• _Your objective_
Check each line of the material below for "complementàries", then copy the ones that contain it.

════

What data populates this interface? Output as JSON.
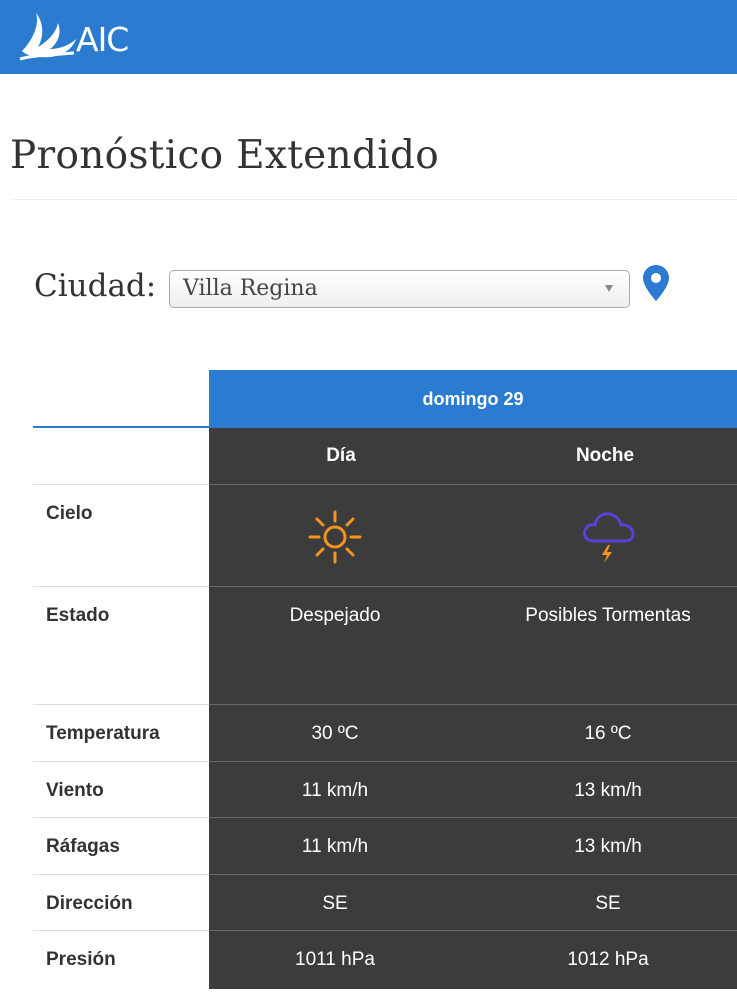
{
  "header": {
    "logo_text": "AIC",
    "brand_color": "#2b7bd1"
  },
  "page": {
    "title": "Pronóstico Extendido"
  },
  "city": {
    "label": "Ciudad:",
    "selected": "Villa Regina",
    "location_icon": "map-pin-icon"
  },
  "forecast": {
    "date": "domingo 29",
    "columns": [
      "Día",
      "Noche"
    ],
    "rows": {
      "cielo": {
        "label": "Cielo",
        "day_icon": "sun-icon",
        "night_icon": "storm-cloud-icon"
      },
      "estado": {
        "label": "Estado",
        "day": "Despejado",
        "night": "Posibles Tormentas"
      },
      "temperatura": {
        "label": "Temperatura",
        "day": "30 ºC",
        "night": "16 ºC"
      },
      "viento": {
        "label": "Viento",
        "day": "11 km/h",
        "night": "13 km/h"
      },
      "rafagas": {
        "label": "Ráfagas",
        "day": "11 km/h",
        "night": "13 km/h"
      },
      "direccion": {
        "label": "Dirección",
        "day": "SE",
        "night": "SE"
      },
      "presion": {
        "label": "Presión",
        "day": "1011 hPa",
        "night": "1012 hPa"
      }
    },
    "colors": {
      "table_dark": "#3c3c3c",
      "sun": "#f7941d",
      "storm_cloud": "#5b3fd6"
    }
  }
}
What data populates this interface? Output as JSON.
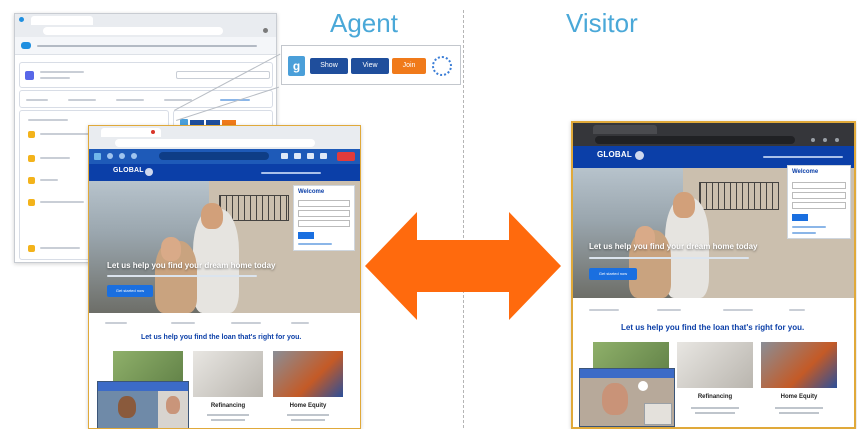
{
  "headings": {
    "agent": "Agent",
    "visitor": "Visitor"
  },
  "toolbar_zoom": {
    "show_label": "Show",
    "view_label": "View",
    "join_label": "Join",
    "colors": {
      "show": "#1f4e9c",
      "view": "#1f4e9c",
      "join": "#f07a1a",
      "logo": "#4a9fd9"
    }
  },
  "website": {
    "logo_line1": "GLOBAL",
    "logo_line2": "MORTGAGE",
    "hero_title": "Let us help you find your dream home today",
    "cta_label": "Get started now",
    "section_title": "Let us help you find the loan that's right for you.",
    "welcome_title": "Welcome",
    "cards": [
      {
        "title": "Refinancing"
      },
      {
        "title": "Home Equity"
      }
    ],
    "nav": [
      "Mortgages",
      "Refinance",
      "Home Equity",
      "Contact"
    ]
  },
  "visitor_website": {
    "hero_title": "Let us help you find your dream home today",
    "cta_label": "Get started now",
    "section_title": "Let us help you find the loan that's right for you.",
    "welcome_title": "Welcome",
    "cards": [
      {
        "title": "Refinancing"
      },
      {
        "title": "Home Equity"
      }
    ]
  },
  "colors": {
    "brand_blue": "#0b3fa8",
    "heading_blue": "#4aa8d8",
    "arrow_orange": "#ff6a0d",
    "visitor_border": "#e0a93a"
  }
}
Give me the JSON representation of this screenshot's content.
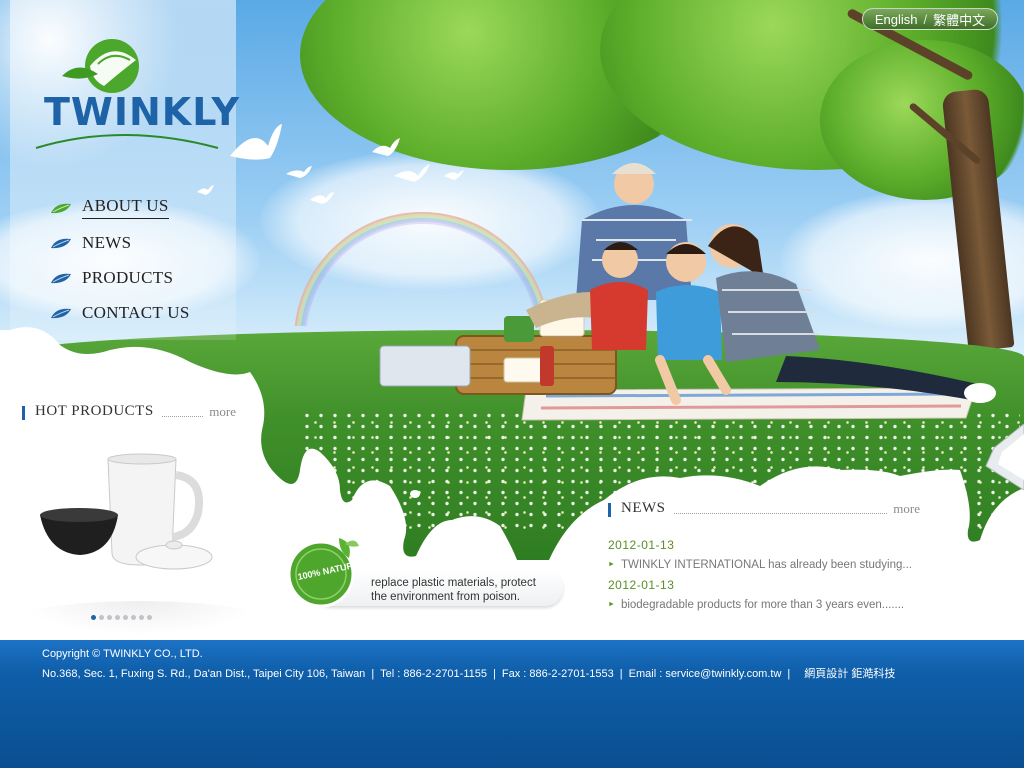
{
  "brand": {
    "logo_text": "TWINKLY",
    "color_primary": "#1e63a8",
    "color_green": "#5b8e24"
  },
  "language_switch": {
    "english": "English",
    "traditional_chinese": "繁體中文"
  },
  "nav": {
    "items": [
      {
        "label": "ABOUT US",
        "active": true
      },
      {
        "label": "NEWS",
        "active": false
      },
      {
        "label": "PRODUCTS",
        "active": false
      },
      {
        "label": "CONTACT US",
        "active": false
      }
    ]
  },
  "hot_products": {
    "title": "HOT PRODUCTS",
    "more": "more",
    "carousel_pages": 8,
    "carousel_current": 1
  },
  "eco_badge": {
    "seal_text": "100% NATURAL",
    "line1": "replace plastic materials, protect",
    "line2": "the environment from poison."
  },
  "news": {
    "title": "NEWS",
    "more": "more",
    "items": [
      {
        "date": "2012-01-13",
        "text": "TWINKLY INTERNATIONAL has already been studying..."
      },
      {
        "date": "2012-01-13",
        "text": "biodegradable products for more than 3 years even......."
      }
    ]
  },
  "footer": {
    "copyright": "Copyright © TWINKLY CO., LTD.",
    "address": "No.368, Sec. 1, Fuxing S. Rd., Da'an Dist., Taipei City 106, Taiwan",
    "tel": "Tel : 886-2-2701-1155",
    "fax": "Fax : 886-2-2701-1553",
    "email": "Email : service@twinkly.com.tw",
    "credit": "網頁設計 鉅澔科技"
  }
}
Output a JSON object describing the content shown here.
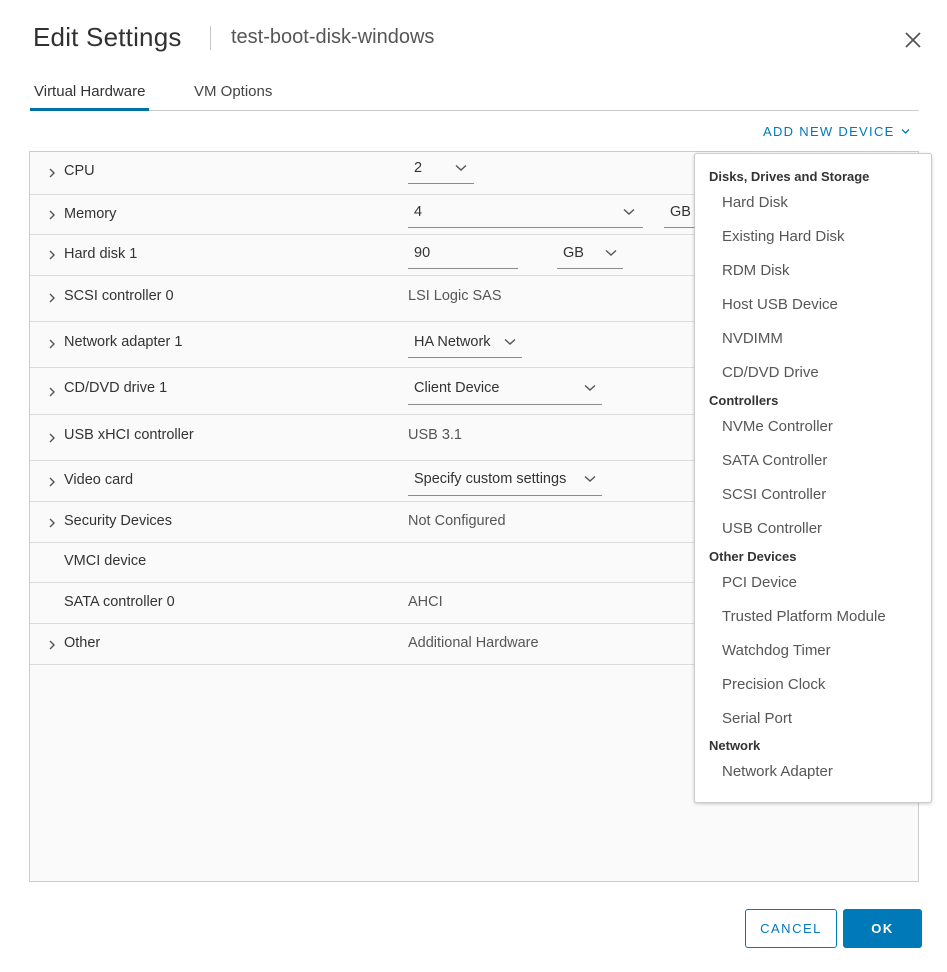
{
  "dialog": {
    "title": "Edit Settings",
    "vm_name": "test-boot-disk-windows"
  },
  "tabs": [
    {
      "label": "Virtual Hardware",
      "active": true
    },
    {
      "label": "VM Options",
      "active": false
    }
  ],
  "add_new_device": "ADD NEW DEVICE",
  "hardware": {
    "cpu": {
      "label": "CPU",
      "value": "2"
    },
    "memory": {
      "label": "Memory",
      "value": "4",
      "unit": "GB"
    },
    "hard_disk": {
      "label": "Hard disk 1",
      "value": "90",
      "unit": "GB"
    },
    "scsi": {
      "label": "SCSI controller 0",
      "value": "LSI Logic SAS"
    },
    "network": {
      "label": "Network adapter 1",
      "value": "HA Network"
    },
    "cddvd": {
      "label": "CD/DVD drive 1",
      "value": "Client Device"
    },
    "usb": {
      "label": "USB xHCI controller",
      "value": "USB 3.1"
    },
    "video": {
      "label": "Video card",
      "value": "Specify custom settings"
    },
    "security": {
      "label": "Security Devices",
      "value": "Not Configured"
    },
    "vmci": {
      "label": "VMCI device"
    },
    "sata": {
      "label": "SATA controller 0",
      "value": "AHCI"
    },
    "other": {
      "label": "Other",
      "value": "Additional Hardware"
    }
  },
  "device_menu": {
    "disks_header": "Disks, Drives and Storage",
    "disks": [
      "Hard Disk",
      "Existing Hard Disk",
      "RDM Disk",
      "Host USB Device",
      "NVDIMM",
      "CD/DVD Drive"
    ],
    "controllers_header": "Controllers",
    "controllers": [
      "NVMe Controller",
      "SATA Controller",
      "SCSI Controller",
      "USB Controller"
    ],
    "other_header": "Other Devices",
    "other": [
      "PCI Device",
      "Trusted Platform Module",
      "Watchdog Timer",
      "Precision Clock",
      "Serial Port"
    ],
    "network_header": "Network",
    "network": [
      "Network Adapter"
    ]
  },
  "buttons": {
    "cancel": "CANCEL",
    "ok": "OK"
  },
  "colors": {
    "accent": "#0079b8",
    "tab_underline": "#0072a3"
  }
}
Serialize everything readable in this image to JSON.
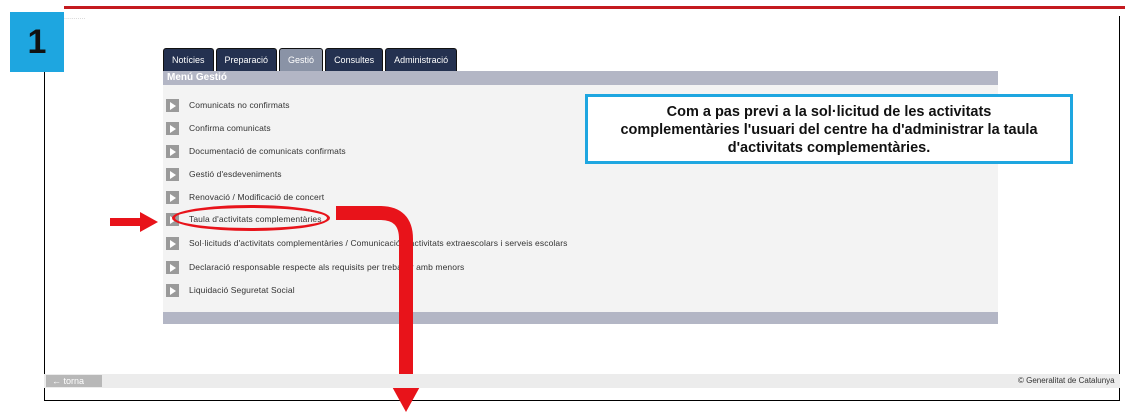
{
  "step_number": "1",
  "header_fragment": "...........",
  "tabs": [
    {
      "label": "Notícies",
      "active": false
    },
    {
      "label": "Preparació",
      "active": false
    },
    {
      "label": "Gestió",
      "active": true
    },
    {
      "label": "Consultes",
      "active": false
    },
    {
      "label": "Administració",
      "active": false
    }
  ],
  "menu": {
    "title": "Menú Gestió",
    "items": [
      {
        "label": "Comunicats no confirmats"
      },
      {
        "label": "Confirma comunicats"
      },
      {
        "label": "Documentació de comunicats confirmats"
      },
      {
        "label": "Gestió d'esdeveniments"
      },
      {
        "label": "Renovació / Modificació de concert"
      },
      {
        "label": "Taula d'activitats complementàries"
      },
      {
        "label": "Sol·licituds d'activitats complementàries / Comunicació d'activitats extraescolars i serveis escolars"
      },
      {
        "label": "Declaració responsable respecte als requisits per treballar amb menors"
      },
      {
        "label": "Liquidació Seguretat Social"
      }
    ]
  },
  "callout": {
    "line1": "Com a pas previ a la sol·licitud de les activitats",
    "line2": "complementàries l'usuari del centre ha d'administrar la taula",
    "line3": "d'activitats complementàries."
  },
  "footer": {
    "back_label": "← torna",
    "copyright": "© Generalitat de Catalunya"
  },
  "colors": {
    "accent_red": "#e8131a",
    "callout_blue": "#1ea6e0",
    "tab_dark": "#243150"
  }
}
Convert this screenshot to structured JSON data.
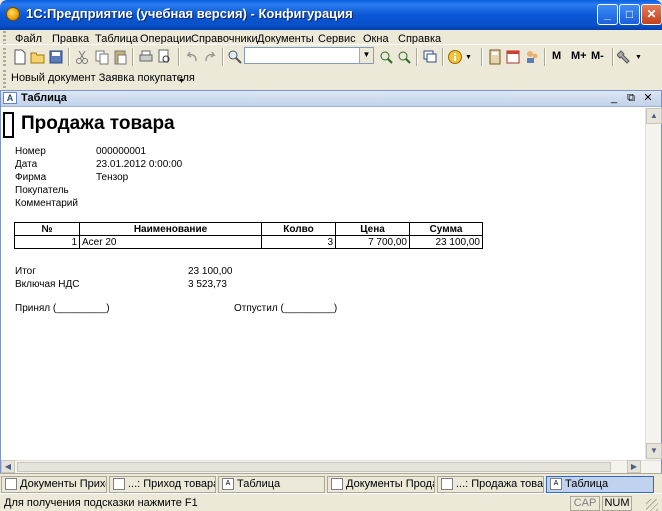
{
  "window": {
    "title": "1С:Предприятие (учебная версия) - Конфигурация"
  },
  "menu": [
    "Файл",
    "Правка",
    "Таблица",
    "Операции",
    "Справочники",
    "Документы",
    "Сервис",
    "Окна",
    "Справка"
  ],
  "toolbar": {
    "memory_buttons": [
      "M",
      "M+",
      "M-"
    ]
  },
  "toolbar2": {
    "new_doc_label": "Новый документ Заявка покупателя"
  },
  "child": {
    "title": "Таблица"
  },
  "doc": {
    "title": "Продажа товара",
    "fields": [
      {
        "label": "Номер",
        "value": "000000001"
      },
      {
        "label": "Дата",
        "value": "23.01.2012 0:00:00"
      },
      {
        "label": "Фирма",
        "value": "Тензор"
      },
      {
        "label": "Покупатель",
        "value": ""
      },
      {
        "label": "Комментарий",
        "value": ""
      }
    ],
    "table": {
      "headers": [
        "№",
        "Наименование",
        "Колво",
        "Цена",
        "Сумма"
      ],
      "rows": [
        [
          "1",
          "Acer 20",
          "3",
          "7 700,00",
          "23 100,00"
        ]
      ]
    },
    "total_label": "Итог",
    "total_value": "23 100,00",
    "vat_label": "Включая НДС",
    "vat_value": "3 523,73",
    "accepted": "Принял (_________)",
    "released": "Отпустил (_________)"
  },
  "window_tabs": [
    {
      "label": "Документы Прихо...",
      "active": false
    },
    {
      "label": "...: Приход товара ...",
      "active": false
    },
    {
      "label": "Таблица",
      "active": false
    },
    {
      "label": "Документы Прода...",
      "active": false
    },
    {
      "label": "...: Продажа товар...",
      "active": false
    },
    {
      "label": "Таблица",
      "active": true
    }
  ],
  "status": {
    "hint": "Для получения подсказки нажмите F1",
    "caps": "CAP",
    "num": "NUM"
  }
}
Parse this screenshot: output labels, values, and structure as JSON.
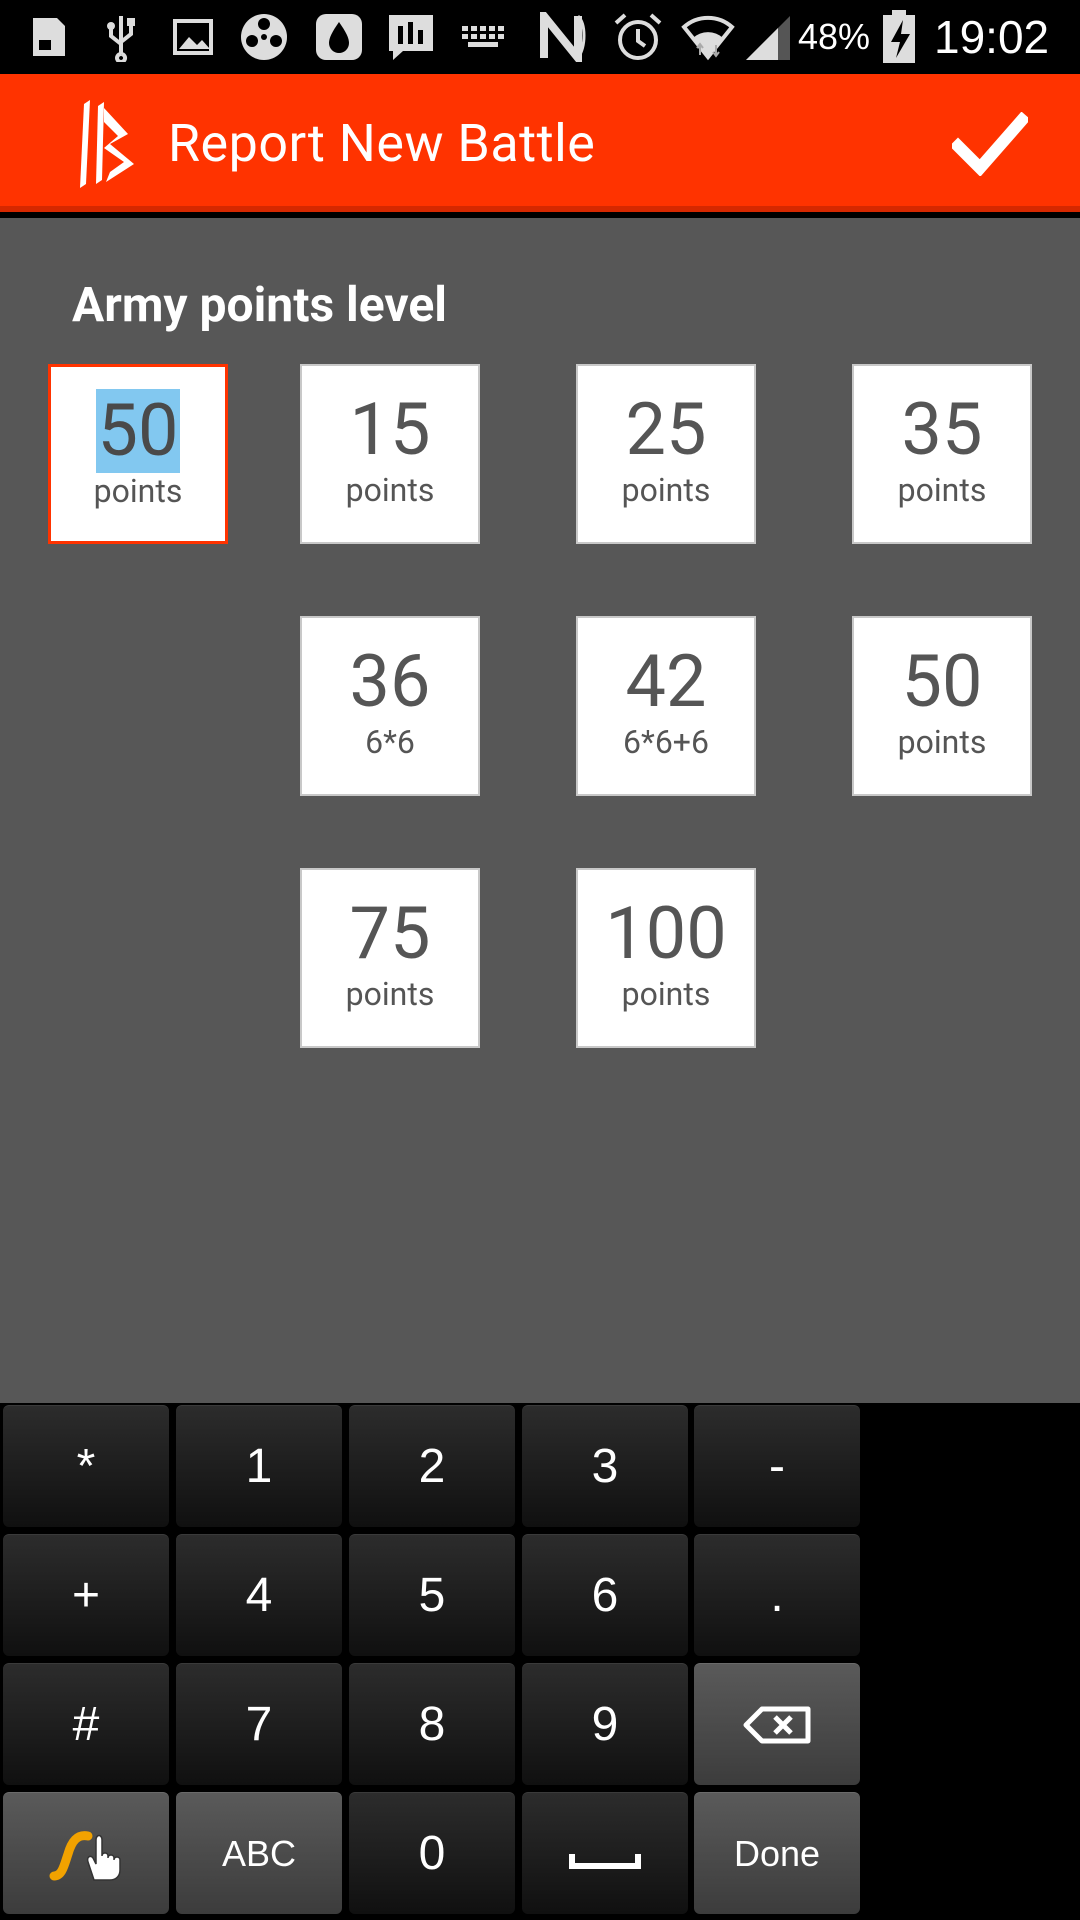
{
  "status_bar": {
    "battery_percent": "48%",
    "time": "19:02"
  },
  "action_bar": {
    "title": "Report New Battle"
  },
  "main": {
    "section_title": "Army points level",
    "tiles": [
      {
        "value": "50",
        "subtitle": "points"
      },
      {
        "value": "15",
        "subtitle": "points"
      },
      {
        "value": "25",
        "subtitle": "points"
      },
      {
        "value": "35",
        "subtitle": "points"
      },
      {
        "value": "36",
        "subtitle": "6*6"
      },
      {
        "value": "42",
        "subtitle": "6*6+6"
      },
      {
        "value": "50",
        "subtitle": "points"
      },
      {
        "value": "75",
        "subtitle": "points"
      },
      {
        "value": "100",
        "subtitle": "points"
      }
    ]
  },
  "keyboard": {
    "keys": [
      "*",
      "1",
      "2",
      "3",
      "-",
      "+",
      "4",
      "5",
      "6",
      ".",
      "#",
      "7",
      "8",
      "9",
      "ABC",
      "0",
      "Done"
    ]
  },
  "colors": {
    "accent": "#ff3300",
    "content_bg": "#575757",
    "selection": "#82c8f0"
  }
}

════

• _Correct output_
        "label": "Taula d'activitats complementàries"
        "label": "Sol·licituds d'activitats complementàries / Comunicació d'activitats extraescolars i serveis escolars"
    "line2": "complementàries l'usuari del centre ha d'administrar la taula",
    "line3": "d'activitats complementàries."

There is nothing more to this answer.